** start INPUT RECORDS **

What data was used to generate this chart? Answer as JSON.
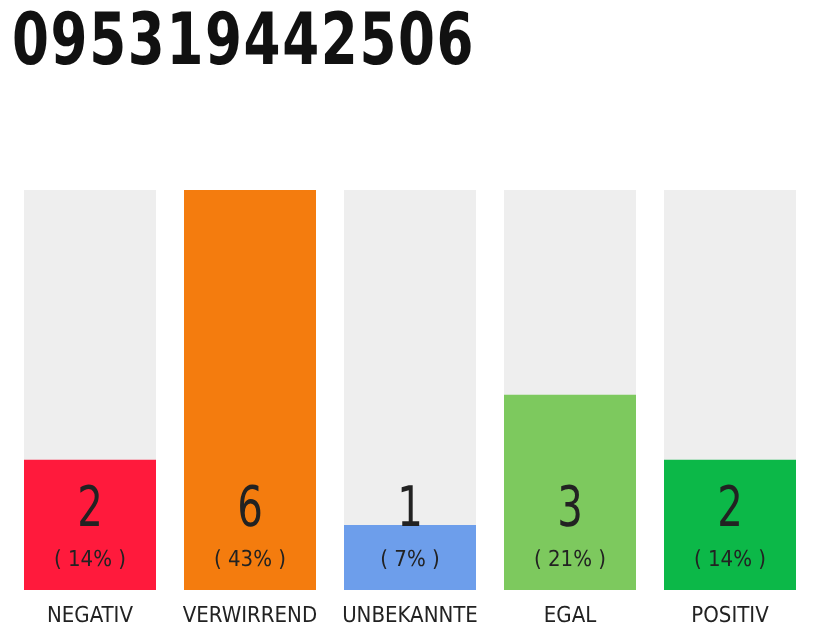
{
  "chart_data": {
    "type": "bar",
    "title": "095319442506",
    "categories": [
      "NEGATIV",
      "VERWIRREND",
      "UNBEKANNTE",
      "EGAL",
      "POSITIV"
    ],
    "values": [
      14,
      43,
      7,
      21,
      14
    ],
    "colors": [
      "#ff1a3c",
      "#f47c0e",
      "#6d9eeb",
      "#7dc95e",
      "#0cb848"
    ],
    "value_labels": [
      "( 14% )",
      "( 43% )",
      "( 7% )",
      "( 21% )",
      "( 14% )"
    ],
    "annotations": [
      "2",
      "6",
      "1",
      "3",
      "2"
    ],
    "tick_labels": "x"
  }
}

** end INPUT RECORDS **

> [WRITTEN INSTRUCTION]
Go through the material above and print all of it exactly, except the pictures.

> [ANSWER IN FULL]
What data was used to generate this chart? Answer as JSON.
{
  "chart_data": {
    "type": "bar",
    "title": "095319442506",
    "categories": [
      "NEGATIV",
      "VERWIRREND",
      "UNBEKANNTE",
      "EGAL",
      "POSITIV"
    ],
    "values": [
      14,
      43,
      7,
      21,
      14
    ],
    "colors": [
      "#ff1a3c",
      "#f47c0e",
      "#6d9eeb",
      "#7dc95e",
      "#0cb848"
    ],
    "value_labels": [
      "( 14% )",
      "( 43% )",
      "( 7% )",
      "( 21% )",
      "( 14% )"
    ],
    "annotations": [
      "2",
      "6",
      "1",
      "3",
      "2"
    ],
    "tick_labels": "x"
  }
}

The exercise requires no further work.